• _WHAT IS BEING ASKED_: Every entry below should be transcribed exactly; pictures stay out of the copy.

• _MATERIALS PROVIDED_:
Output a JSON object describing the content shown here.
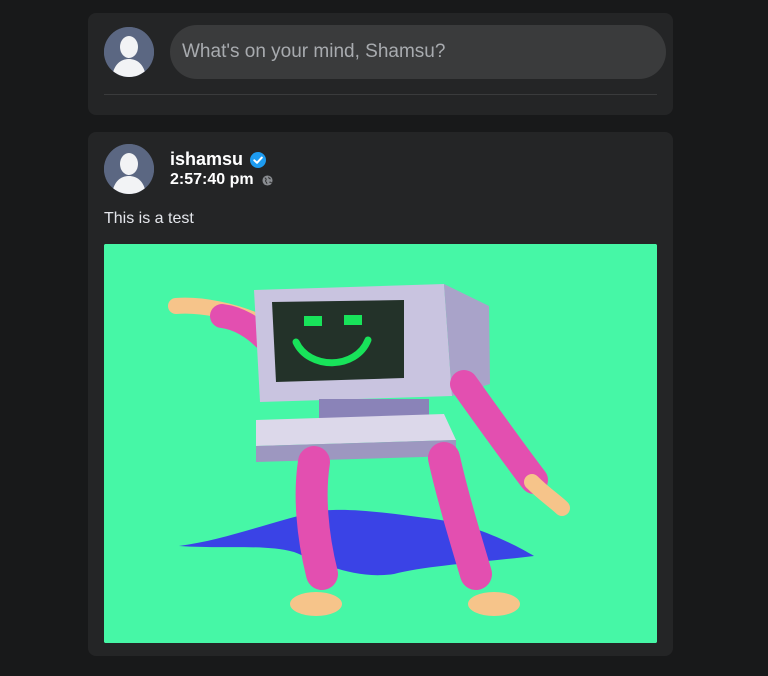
{
  "composer": {
    "placeholder": "What's on your mind, Shamsu?"
  },
  "post": {
    "author": "ishamsu",
    "verified": true,
    "timestamp": "2:57:40 pm",
    "visibility_icon": "globe-icon",
    "text": "This is a test",
    "image_description_icon": "robot-computer-illustration"
  },
  "colors": {
    "page_bg": "#18191a",
    "card_bg": "#242526",
    "input_bg": "#3a3b3c",
    "verified_blue": "#1d9bf0",
    "image_bg": "#46f7a6"
  }
}
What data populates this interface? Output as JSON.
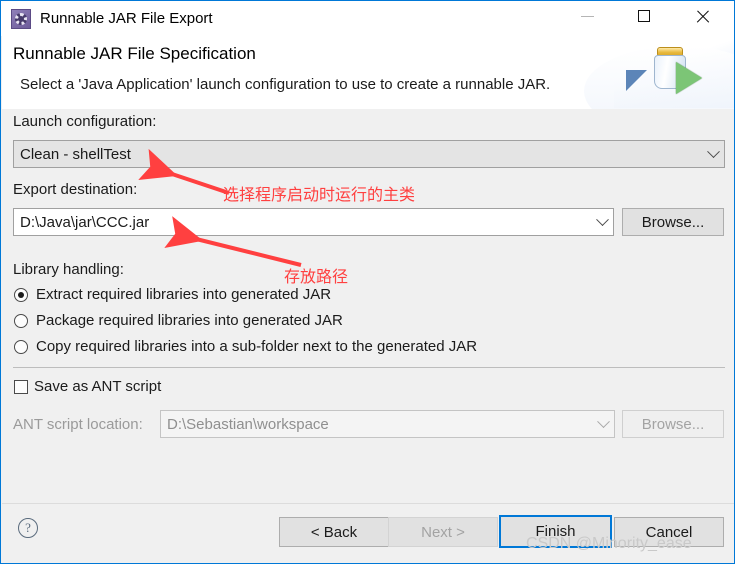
{
  "window": {
    "title": "Runnable JAR File Export",
    "icon": "jar-export-icon",
    "controls": {
      "minimize": "—",
      "maximize": "□",
      "close": "✕"
    }
  },
  "header": {
    "title": "Runnable JAR File Specification",
    "description": "Select a 'Java Application' launch configuration to use to create a runnable JAR.",
    "art_icon": "jar-with-green-arrow-icon"
  },
  "form": {
    "launch_configuration": {
      "label": "Launch configuration:",
      "value": "Clean - shellTest",
      "arrow_icon": "chevron-down-icon"
    },
    "export_destination": {
      "label": "Export destination:",
      "value": "D:\\Java\\jar\\CCC.jar",
      "arrow_icon": "chevron-down-icon",
      "browse_label": "Browse..."
    },
    "library_handling": {
      "label": "Library handling:",
      "options": [
        {
          "label": "Extract required libraries into generated JAR",
          "selected": true
        },
        {
          "label": "Package required libraries into generated JAR",
          "selected": false
        },
        {
          "label": "Copy required libraries into a sub-folder next to the generated JAR",
          "selected": false
        }
      ]
    },
    "ant_script": {
      "checkbox_label": "Save as ANT script",
      "checked": false,
      "location_label": "ANT script location:",
      "location_value": "D:\\Sebastian\\workspace",
      "arrow_icon": "chevron-down-icon",
      "browse_label": "Browse...",
      "enabled": false
    }
  },
  "footer": {
    "help_icon": "question-mark-icon",
    "buttons": {
      "back": "< Back",
      "next": "Next >",
      "finish": "Finish",
      "cancel": "Cancel"
    }
  },
  "annotations": [
    {
      "text": "选择程序启动时运行的主类",
      "color": "#ff4040"
    },
    {
      "text": "存放路径",
      "color": "#ff4040"
    }
  ],
  "watermark": "CSDN @Minority_ease",
  "colors": {
    "accent": "#0078d7",
    "dialog_bg": "#f0f0f0",
    "annotation_red": "#ff4040"
  }
}
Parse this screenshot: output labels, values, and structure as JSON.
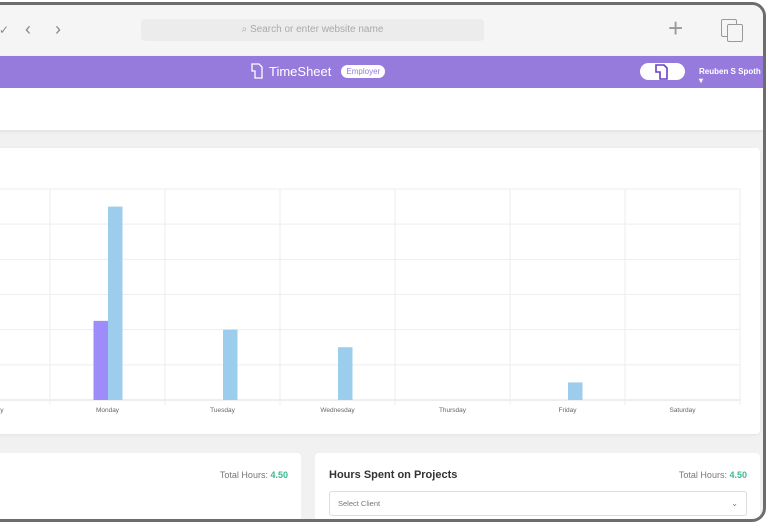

• _OUTPUT BELOW_:
Output a JSON object describing the content shown here.
{
  "composer": {
    "placeholder": "What's on your mind, Shamsu?"
  },
  "post": {
    "author": "ishamsu",
    "verified": true,
    "timestamp": "2:57:40 pm",
    "visibility_icon": "globe-icon",
    "text": "This is a test",
    "image_description_icon": "robot-computer-illustration"
  },
  "colors": {
    "page_bg": "#18191a",
    "card_bg": "#242526",
    "input_bg": "#3a3b3c",
    "verified_blue": "#1d9bf0",
    "image_bg": "#46f7a6"
  }
}
What data populates this interface? Output as JSON.
{
  "window": {
    "title": "Runnable JAR File Export",
    "icon": "jar-export-icon",
    "controls": {
      "minimize": "—",
      "maximize": "□",
      "close": "✕"
    }
  },
  "header": {
    "title": "Runnable JAR File Specification",
    "description": "Select a 'Java Application' launch configuration to use to create a runnable JAR.",
    "art_icon": "jar-with-green-arrow-icon"
  },
  "form": {
    "launch_configuration": {
      "label": "Launch configuration:",
      "value": "Clean - shellTest",
      "arrow_icon": "chevron-down-icon"
    },
    "export_destination": {
      "label": "Export destination:",
      "value": "D:\\Java\\jar\\CCC.jar",
      "arrow_icon": "chevron-down-icon",
      "browse_label": "Browse..."
    },
    "library_handling": {
      "label": "Library handling:",
      "options": [
        {
          "label": "Extract required libraries into generated JAR",
          "selected": true
        },
        {
          "label": "Package required libraries into generated JAR",
          "selected": false
        },
        {
          "label": "Copy required libraries into a sub-folder next to the generated JAR",
          "selected": false
        }
      ]
    },
    "ant_script": {
      "checkbox_label": "Save as ANT script",
      "checked": false,
      "location_label": "ANT script location:",
      "location_value": "D:\\Sebastian\\workspace",
      "arrow_icon": "chevron-down-icon",
      "browse_label": "Browse...",
      "enabled": false
    }
  },
  "footer": {
    "help_icon": "question-mark-icon",
    "buttons": {
      "back": "< Back",
      "next": "Next >",
      "finish": "Finish",
      "cancel": "Cancel"
    }
  },
  "annotations": [
    {
      "text": "选择程序启动时运行的主类",
      "color": "#ff4040"
    },
    {
      "text": "存放路径",
      "color": "#ff4040"
    }
  ],
  "watermark": "CSDN @Minority_ease",
  "colors": {
    "accent": "#0078d7",
    "dialog_bg": "#f0f0f0",
    "annotation_red": "#ff4040"
  }
}
Parse this screenshot: output labels, values, and structure as JSON.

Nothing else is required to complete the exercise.